** START OF ENTRIES SHOWN **
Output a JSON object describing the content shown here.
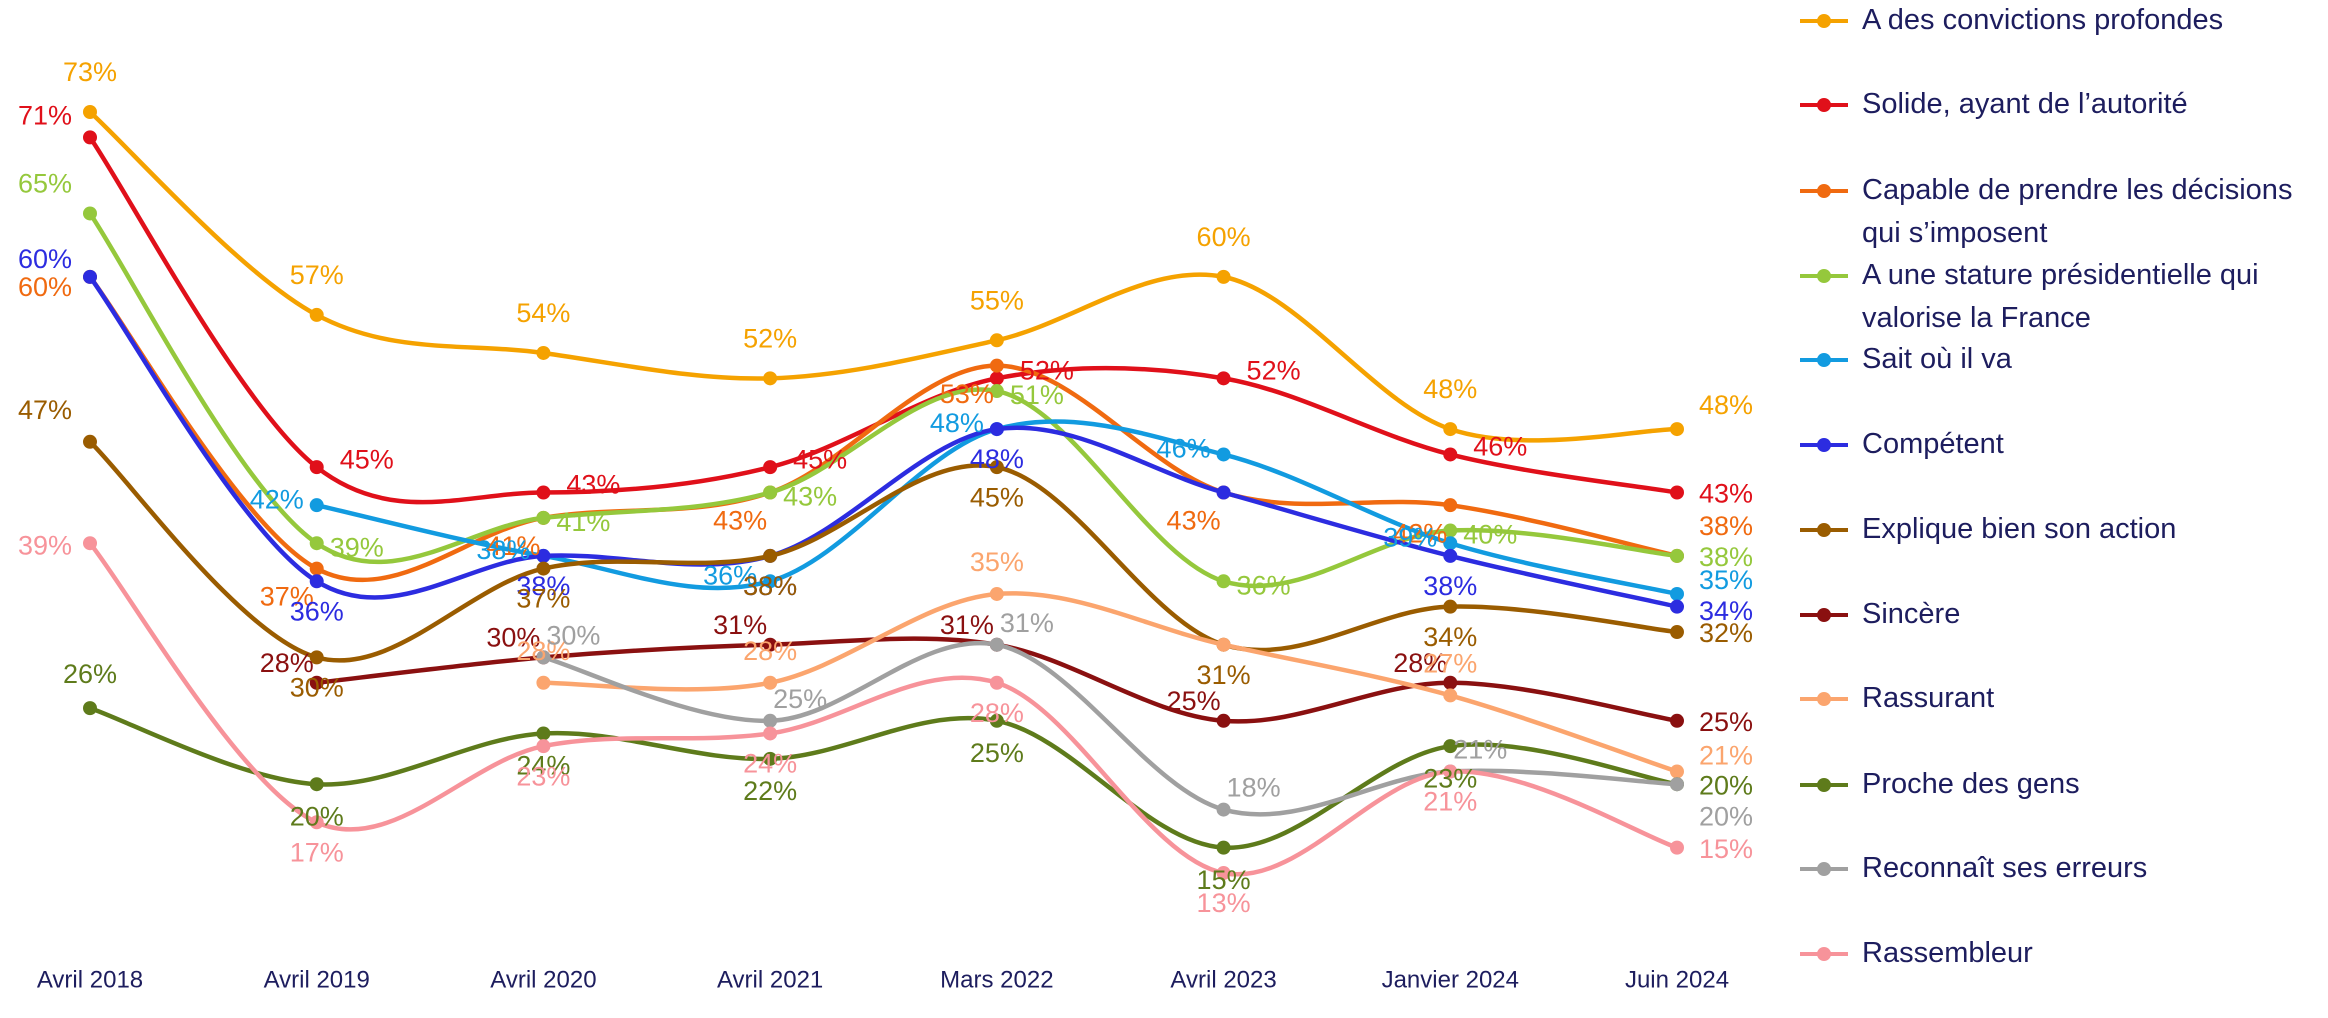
{
  "chart_data": {
    "type": "line",
    "categories": [
      "Avril 2018",
      "Avril 2019",
      "Avril 2020",
      "Avril 2021",
      "Mars 2022",
      "Avril 2023",
      "Janvier 2024",
      "Juin 2024"
    ],
    "series": [
      {
        "name": "A des convictions profondes",
        "color": "#f5a200",
        "values": [
          73,
          57,
          54,
          52,
          55,
          60,
          48,
          48
        ],
        "value_labels": [
          "73%",
          "57%",
          "54%",
          "52%",
          "55%",
          "60%",
          "48%",
          "48%"
        ]
      },
      {
        "name": "Solide, ayant de l’autorité",
        "color": "#e0101a",
        "values": [
          71,
          45,
          43,
          45,
          52,
          52,
          46,
          43
        ],
        "value_labels": [
          "71%",
          "45%",
          "43%",
          "45%",
          "52%",
          "52%",
          "46%",
          "43%"
        ]
      },
      {
        "name": "Capable de prendre les décisions qui s’imposent",
        "color": "#f06a10",
        "values": [
          60,
          37,
          41,
          43,
          53,
          43,
          42,
          38
        ],
        "value_labels": [
          "60%",
          "37%",
          "41%",
          "43%",
          "53%",
          "43%",
          "42%",
          "38%"
        ]
      },
      {
        "name": "A une stature présidentielle qui valorise la France",
        "color": "#95c83c",
        "values": [
          65,
          39,
          41,
          43,
          51,
          36,
          40,
          38
        ],
        "value_labels": [
          "65%",
          "39%",
          "41%",
          "43%",
          "51%",
          "36%",
          "40%",
          "38%"
        ]
      },
      {
        "name": "Sait où il va",
        "color": "#129be0",
        "values": [
          null,
          42,
          38,
          36,
          48,
          46,
          39,
          35
        ],
        "value_labels": [
          null,
          "42%",
          "38%",
          "36%",
          "48%",
          "46%",
          "39%",
          "35%"
        ]
      },
      {
        "name": "Compétent",
        "color": "#2c2ce0",
        "values": [
          60,
          36,
          38,
          38,
          48,
          43,
          38,
          34
        ],
        "value_labels": [
          "60%",
          "36%",
          "38%",
          "38%",
          "48%",
          null,
          "38%",
          "34%"
        ]
      },
      {
        "name": "Explique bien son action",
        "color": "#9a5c00",
        "values": [
          47,
          30,
          37,
          38,
          45,
          31,
          34,
          32
        ],
        "value_labels": [
          "47%",
          "30%",
          "37%",
          "38%",
          "45%",
          "31%",
          "34%",
          "32%"
        ]
      },
      {
        "name": "Sincère",
        "color": "#8a1010",
        "values": [
          null,
          28,
          30,
          31,
          31,
          25,
          28,
          25
        ],
        "value_labels": [
          null,
          "28%",
          "30%",
          "31%",
          "31%",
          "25%",
          "28%",
          "25%"
        ]
      },
      {
        "name": "Rassurant",
        "color": "#fba56e",
        "values": [
          null,
          null,
          28,
          28,
          35,
          31,
          27,
          21
        ],
        "value_labels": [
          null,
          null,
          "28%",
          "28%",
          "35%",
          null,
          "27%",
          "21%"
        ]
      },
      {
        "name": "Proche des gens",
        "color": "#5e7b1b",
        "values": [
          26,
          20,
          24,
          22,
          25,
          15,
          23,
          20
        ],
        "value_labels": [
          "26%",
          "20%",
          "24%",
          "22%",
          "25%",
          "15%",
          "23%",
          "20%"
        ]
      },
      {
        "name": "Reconnaît ses erreurs",
        "color": "#a0a0a0",
        "values": [
          null,
          null,
          30,
          25,
          31,
          18,
          21,
          20
        ],
        "value_labels": [
          null,
          null,
          "30%",
          "25%",
          "31%",
          "18%",
          "21%",
          "20%"
        ]
      },
      {
        "name": "Rassembleur",
        "color": "#f7939a",
        "values": [
          39,
          17,
          23,
          24,
          28,
          13,
          21,
          15
        ],
        "value_labels": [
          "39%",
          "17%",
          "23%",
          "24%",
          "28%",
          "13%",
          "21%",
          "15%"
        ]
      }
    ],
    "legend": "right"
  }
}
** END OF ENTRIES SHOWN **
- **WHAT IS BEING ASKED**
Write the records above out again exactly, with no pictures in your copy.

- **RESULT**
Output a JSON object describing the content shown here.
{
  "chart_data": {
    "type": "line",
    "categories": [
      "Avril 2018",
      "Avril 2019",
      "Avril 2020",
      "Avril 2021",
      "Mars 2022",
      "Avril 2023",
      "Janvier 2024",
      "Juin 2024"
    ],
    "series": [
      {
        "name": "A des convictions profondes",
        "color": "#f5a200",
        "values": [
          73,
          57,
          54,
          52,
          55,
          60,
          48,
          48
        ],
        "value_labels": [
          "73%",
          "57%",
          "54%",
          "52%",
          "55%",
          "60%",
          "48%",
          "48%"
        ]
      },
      {
        "name": "Solide, ayant de l’autorité",
        "color": "#e0101a",
        "values": [
          71,
          45,
          43,
          45,
          52,
          52,
          46,
          43
        ],
        "value_labels": [
          "71%",
          "45%",
          "43%",
          "45%",
          "52%",
          "52%",
          "46%",
          "43%"
        ]
      },
      {
        "name": "Capable de prendre les décisions qui s’imposent",
        "color": "#f06a10",
        "values": [
          60,
          37,
          41,
          43,
          53,
          43,
          42,
          38
        ],
        "value_labels": [
          "60%",
          "37%",
          "41%",
          "43%",
          "53%",
          "43%",
          "42%",
          "38%"
        ]
      },
      {
        "name": "A une stature présidentielle qui valorise la France",
        "color": "#95c83c",
        "values": [
          65,
          39,
          41,
          43,
          51,
          36,
          40,
          38
        ],
        "value_labels": [
          "65%",
          "39%",
          "41%",
          "43%",
          "51%",
          "36%",
          "40%",
          "38%"
        ]
      },
      {
        "name": "Sait où il va",
        "color": "#129be0",
        "values": [
          null,
          42,
          38,
          36,
          48,
          46,
          39,
          35
        ],
        "value_labels": [
          null,
          "42%",
          "38%",
          "36%",
          "48%",
          "46%",
          "39%",
          "35%"
        ]
      },
      {
        "name": "Compétent",
        "color": "#2c2ce0",
        "values": [
          60,
          36,
          38,
          38,
          48,
          43,
          38,
          34
        ],
        "value_labels": [
          "60%",
          "36%",
          "38%",
          "38%",
          "48%",
          null,
          "38%",
          "34%"
        ]
      },
      {
        "name": "Explique bien son action",
        "color": "#9a5c00",
        "values": [
          47,
          30,
          37,
          38,
          45,
          31,
          34,
          32
        ],
        "value_labels": [
          "47%",
          "30%",
          "37%",
          "38%",
          "45%",
          "31%",
          "34%",
          "32%"
        ]
      },
      {
        "name": "Sincère",
        "color": "#8a1010",
        "values": [
          null,
          28,
          30,
          31,
          31,
          25,
          28,
          25
        ],
        "value_labels": [
          null,
          "28%",
          "30%",
          "31%",
          "31%",
          "25%",
          "28%",
          "25%"
        ]
      },
      {
        "name": "Rassurant",
        "color": "#fba56e",
        "values": [
          null,
          null,
          28,
          28,
          35,
          31,
          27,
          21
        ],
        "value_labels": [
          null,
          null,
          "28%",
          "28%",
          "35%",
          null,
          "27%",
          "21%"
        ]
      },
      {
        "name": "Proche des gens",
        "color": "#5e7b1b",
        "values": [
          26,
          20,
          24,
          22,
          25,
          15,
          23,
          20
        ],
        "value_labels": [
          "26%",
          "20%",
          "24%",
          "22%",
          "25%",
          "15%",
          "23%",
          "20%"
        ]
      },
      {
        "name": "Reconnaît ses erreurs",
        "color": "#a0a0a0",
        "values": [
          null,
          null,
          30,
          25,
          31,
          18,
          21,
          20
        ],
        "value_labels": [
          null,
          null,
          "30%",
          "25%",
          "31%",
          "18%",
          "21%",
          "20%"
        ]
      },
      {
        "name": "Rassembleur",
        "color": "#f7939a",
        "values": [
          39,
          17,
          23,
          24,
          28,
          13,
          21,
          15
        ],
        "value_labels": [
          "39%",
          "17%",
          "23%",
          "24%",
          "28%",
          "13%",
          "21%",
          "15%"
        ]
      }
    ],
    "legend": "right"
  }
}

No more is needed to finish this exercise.